── RECORDS SHOWN ──
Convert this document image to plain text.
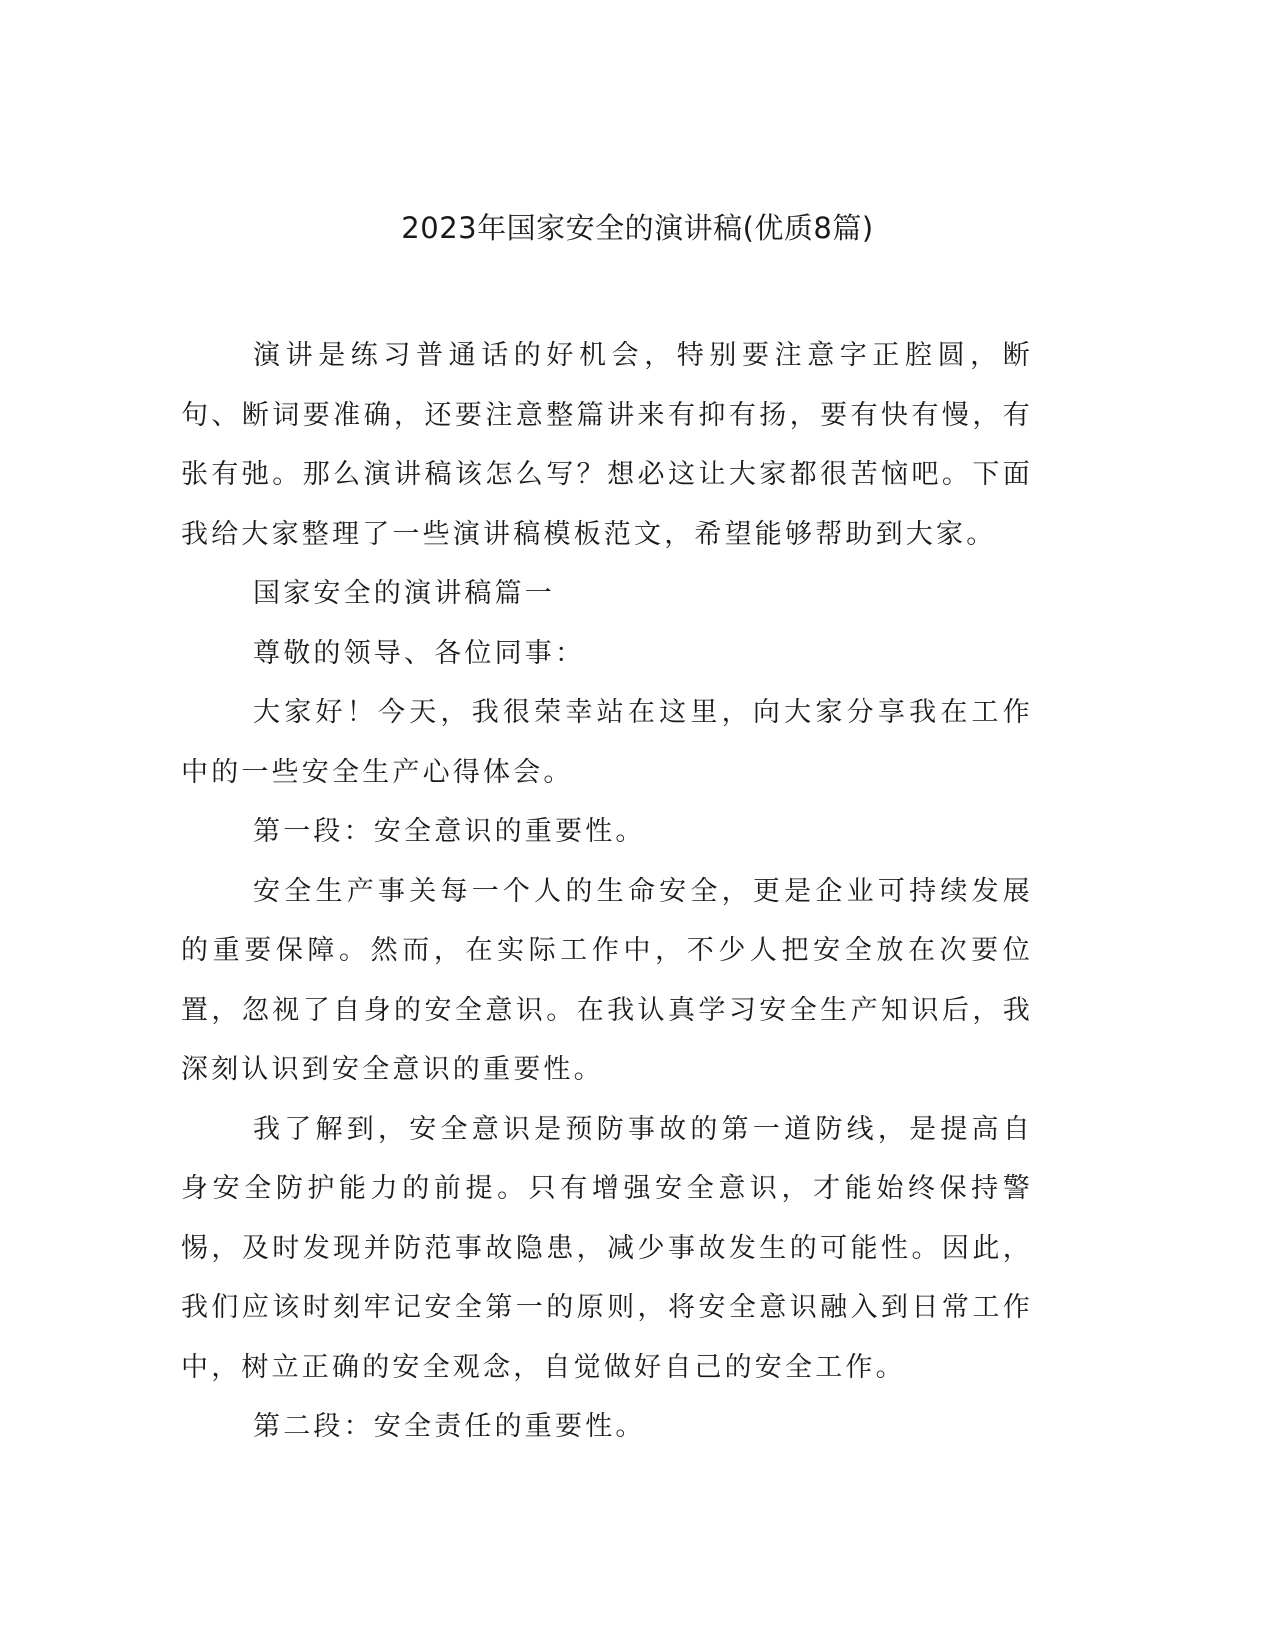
2023年国家安全的演讲稿(优质8篇)

演讲是练习普通话的好机会，特别要注意字正腔圆，断句、断词要准确，还要注意整篇讲来有抑有扬，要有快有慢，有张有弛。那么演讲稿该怎么写？想必这让大家都很苦恼吧。下面我给大家整理了一些演讲稿模板范文，希望能够帮助到大家。

国家安全的演讲稿篇一

尊敬的领导、各位同事：

大家好！今天，我很荣幸站在这里，向大家分享我在工作中的一些安全生产心得体会。

第一段：安全意识的重要性。

安全生产事关每一个人的生命安全，更是企业可持续发展的重要保障。然而，在实际工作中，不少人把安全放在次要位置，忽视了自身的安全意识。在我认真学习安全生产知识后，我深刻认识到安全意识的重要性。

我了解到，安全意识是预防事故的第一道防线，是提高自身安全防护能力的前提。只有增强安全意识，才能始终保持警惕，及时发现并防范事故隐患，减少事故发生的可能性。因此，我们应该时刻牢记安全第一的原则，将安全意识融入到日常工作中，树立正确的安全观念，自觉做好自己的安全工作。

第二段：安全责任的重要性。
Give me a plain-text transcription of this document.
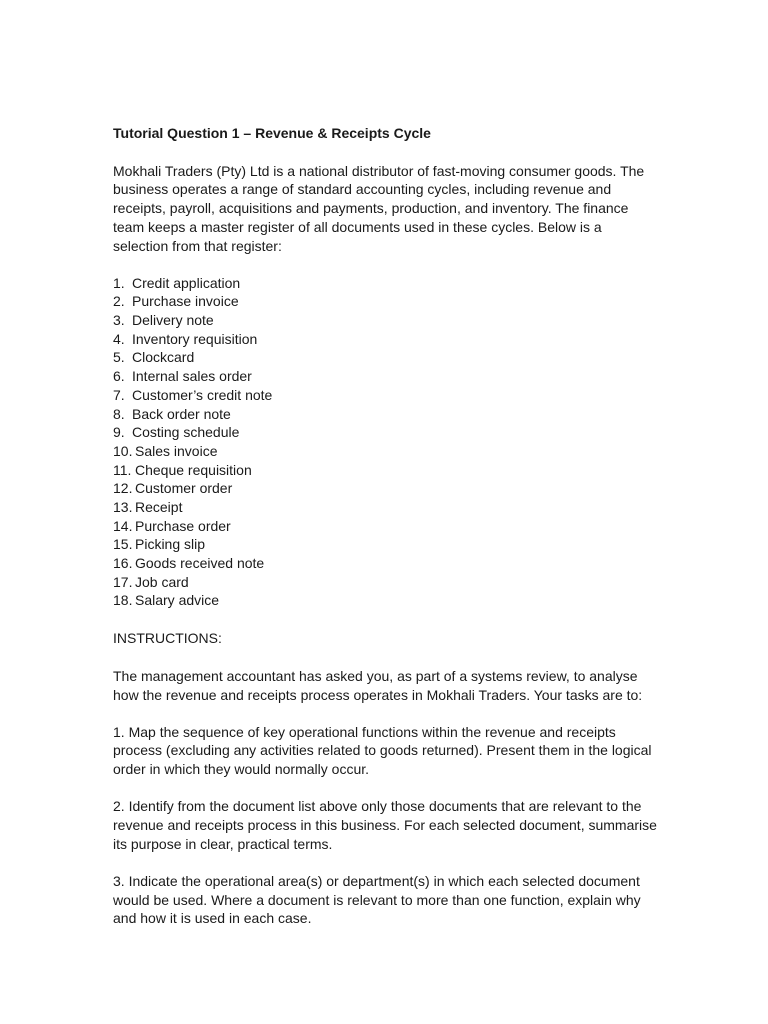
Tutorial Question 1 – Revenue & Receipts Cycle

Mokhali Traders (Pty) Ltd is a national distributor of fast-moving consumer goods. The business operates a range of standard accounting cycles, including revenue and receipts, payroll, acquisitions and payments, production, and inventory. The finance team keeps a master register of all documents used in these cycles. Below is a selection from that register:

1. Credit application
2. Purchase invoice
3. Delivery note
4. Inventory requisition
5. Clockcard
6. Internal sales order
7. Customer’s credit note
8. Back order note
9. Costing schedule
10. Sales invoice
11. Cheque requisition
12. Customer order
13. Receipt
14. Purchase order
15. Picking slip
16. Goods received note
17. Job card
18. Salary advice
INSTRUCTIONS:

The management accountant has asked you, as part of a systems review, to analyse how the revenue and receipts process operates in Mokhali Traders. Your tasks are to:

1. Map the sequence of key operational functions within the revenue and receipts process (excluding any activities related to goods returned). Present them in the logical order in which they would normally occur.

2. Identify from the document list above only those documents that are relevant to the revenue and receipts process in this business. For each selected document, summarise its purpose in clear, practical terms.

3. Indicate the operational area(s) or department(s) in which each selected document would be used. Where a document is relevant to more than one function, explain why and how it is used in each case.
───
● **EXERCISE**
Search the data for "would". Copy every line that has it.

● **CORRECT RESPONSE**
1. Map the sequence of key operational functions within the revenue and receipts process (excluding any activities related to goods returned). Present them in the logical order in which they would normally occur.
3. Indicate the operational area(s) or department(s) in which each selected document would be used. Where a document is relevant to more than one function, explain why and how it is used in each case.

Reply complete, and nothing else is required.